[Start of THE RECORDS]

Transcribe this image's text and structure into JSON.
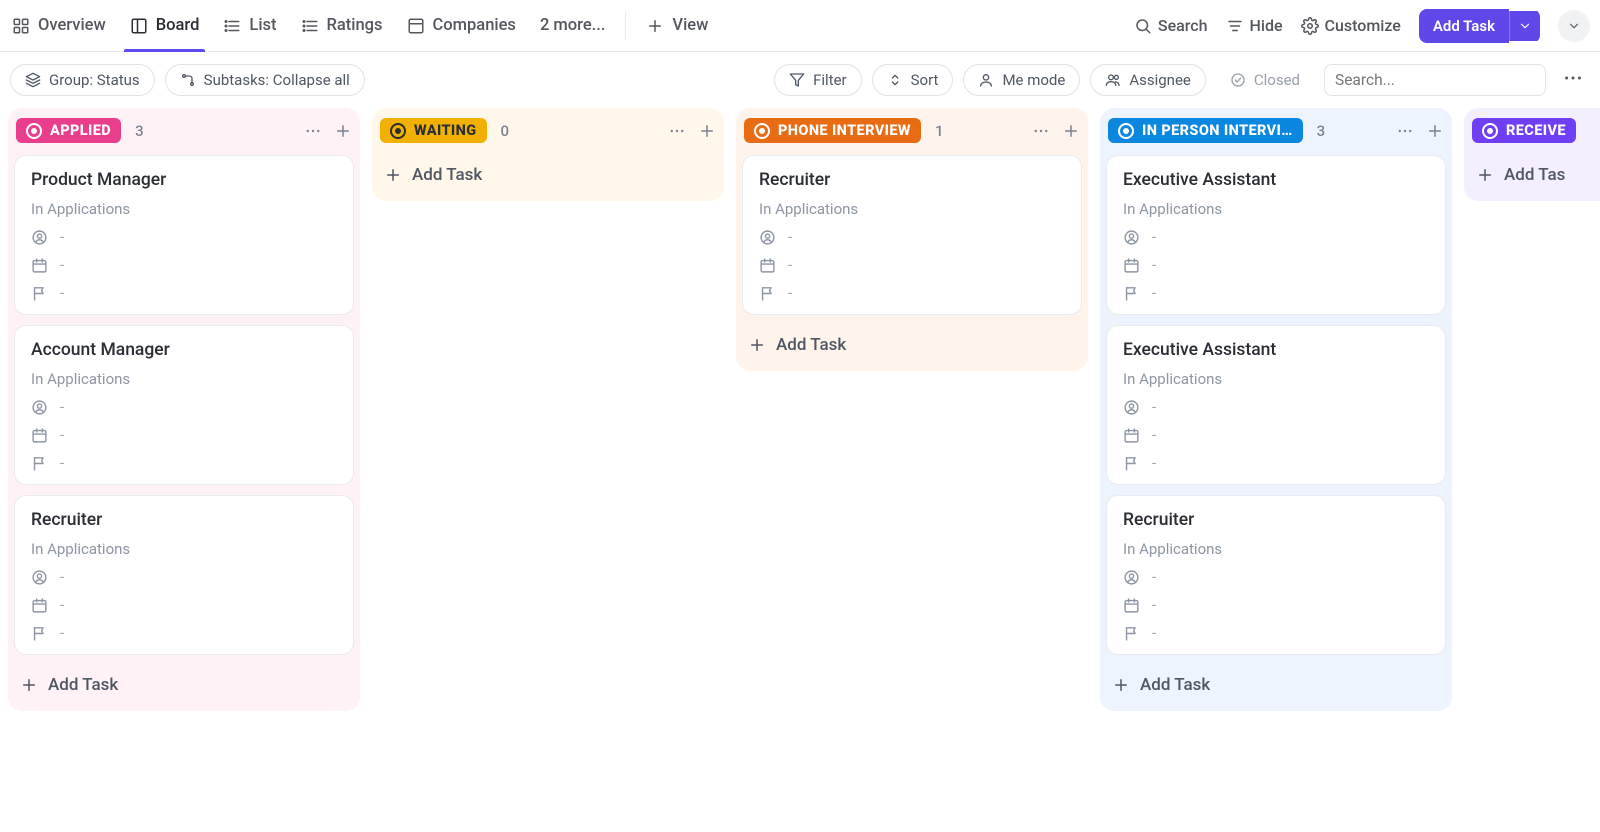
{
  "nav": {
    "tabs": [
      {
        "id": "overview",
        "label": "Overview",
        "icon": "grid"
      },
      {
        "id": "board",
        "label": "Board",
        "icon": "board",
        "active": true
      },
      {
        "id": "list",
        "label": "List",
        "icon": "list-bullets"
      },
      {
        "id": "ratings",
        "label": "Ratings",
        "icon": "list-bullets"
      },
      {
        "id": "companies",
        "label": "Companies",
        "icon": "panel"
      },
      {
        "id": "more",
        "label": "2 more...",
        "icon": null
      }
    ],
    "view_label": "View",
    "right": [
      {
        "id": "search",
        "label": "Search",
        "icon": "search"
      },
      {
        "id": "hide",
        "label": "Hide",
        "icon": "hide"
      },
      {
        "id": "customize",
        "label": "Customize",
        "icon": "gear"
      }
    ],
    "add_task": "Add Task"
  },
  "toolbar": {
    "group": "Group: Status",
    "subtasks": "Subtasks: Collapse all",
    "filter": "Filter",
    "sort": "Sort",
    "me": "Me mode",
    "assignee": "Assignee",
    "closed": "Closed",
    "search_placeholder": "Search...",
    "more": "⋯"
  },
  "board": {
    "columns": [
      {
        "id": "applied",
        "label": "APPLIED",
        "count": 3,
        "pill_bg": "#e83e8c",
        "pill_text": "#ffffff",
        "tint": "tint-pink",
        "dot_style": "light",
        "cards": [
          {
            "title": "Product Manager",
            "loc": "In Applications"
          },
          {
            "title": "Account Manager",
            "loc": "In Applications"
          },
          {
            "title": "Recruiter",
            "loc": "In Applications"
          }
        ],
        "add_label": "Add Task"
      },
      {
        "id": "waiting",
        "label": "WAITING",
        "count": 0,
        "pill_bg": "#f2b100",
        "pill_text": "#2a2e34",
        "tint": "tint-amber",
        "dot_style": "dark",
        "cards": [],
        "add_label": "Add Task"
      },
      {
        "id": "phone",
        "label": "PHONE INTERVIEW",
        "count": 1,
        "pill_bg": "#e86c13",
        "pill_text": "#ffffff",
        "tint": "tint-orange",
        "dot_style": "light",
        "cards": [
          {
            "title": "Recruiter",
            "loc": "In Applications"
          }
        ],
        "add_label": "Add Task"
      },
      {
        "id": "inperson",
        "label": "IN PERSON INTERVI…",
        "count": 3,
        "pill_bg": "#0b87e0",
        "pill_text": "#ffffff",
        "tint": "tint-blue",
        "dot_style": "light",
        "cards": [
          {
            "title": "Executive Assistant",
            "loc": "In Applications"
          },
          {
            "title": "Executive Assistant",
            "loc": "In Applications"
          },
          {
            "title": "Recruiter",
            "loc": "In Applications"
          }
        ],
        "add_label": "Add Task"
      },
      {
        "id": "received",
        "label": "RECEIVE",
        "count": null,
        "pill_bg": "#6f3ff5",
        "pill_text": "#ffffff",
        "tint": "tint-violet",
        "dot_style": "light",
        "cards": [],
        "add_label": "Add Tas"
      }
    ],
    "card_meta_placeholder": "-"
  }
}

[End of THE RECORDS]

*WORK TO DO*
Make an exact copy of the whole listing, but don't bring over any pictures.

*OUTPUT FOR THIS TASK*
Transcribe this image's text and structure into JSON.
{
  "nav": {
    "tabs": [
      {
        "id": "overview",
        "label": "Overview",
        "icon": "grid"
      },
      {
        "id": "board",
        "label": "Board",
        "icon": "board",
        "active": true
      },
      {
        "id": "list",
        "label": "List",
        "icon": "list-bullets"
      },
      {
        "id": "ratings",
        "label": "Ratings",
        "icon": "list-bullets"
      },
      {
        "id": "companies",
        "label": "Companies",
        "icon": "panel"
      },
      {
        "id": "more",
        "label": "2 more...",
        "icon": null
      }
    ],
    "view_label": "View",
    "right": [
      {
        "id": "search",
        "label": "Search",
        "icon": "search"
      },
      {
        "id": "hide",
        "label": "Hide",
        "icon": "hide"
      },
      {
        "id": "customize",
        "label": "Customize",
        "icon": "gear"
      }
    ],
    "add_task": "Add Task"
  },
  "toolbar": {
    "group": "Group: Status",
    "subtasks": "Subtasks: Collapse all",
    "filter": "Filter",
    "sort": "Sort",
    "me": "Me mode",
    "assignee": "Assignee",
    "closed": "Closed",
    "search_placeholder": "Search...",
    "more": "⋯"
  },
  "board": {
    "columns": [
      {
        "id": "applied",
        "label": "APPLIED",
        "count": 3,
        "pill_bg": "#e83e8c",
        "pill_text": "#ffffff",
        "tint": "tint-pink",
        "dot_style": "light",
        "cards": [
          {
            "title": "Product Manager",
            "loc": "In Applications"
          },
          {
            "title": "Account Manager",
            "loc": "In Applications"
          },
          {
            "title": "Recruiter",
            "loc": "In Applications"
          }
        ],
        "add_label": "Add Task"
      },
      {
        "id": "waiting",
        "label": "WAITING",
        "count": 0,
        "pill_bg": "#f2b100",
        "pill_text": "#2a2e34",
        "tint": "tint-amber",
        "dot_style": "dark",
        "cards": [],
        "add_label": "Add Task"
      },
      {
        "id": "phone",
        "label": "PHONE INTERVIEW",
        "count": 1,
        "pill_bg": "#e86c13",
        "pill_text": "#ffffff",
        "tint": "tint-orange",
        "dot_style": "light",
        "cards": [
          {
            "title": "Recruiter",
            "loc": "In Applications"
          }
        ],
        "add_label": "Add Task"
      },
      {
        "id": "inperson",
        "label": "IN PERSON INTERVI…",
        "count": 3,
        "pill_bg": "#0b87e0",
        "pill_text": "#ffffff",
        "tint": "tint-blue",
        "dot_style": "light",
        "cards": [
          {
            "title": "Executive Assistant",
            "loc": "In Applications"
          },
          {
            "title": "Executive Assistant",
            "loc": "In Applications"
          },
          {
            "title": "Recruiter",
            "loc": "In Applications"
          }
        ],
        "add_label": "Add Task"
      },
      {
        "id": "received",
        "label": "RECEIVE",
        "count": null,
        "pill_bg": "#6f3ff5",
        "pill_text": "#ffffff",
        "tint": "tint-violet",
        "dot_style": "light",
        "cards": [],
        "add_label": "Add Tas"
      }
    ],
    "card_meta_placeholder": "-"
  }
}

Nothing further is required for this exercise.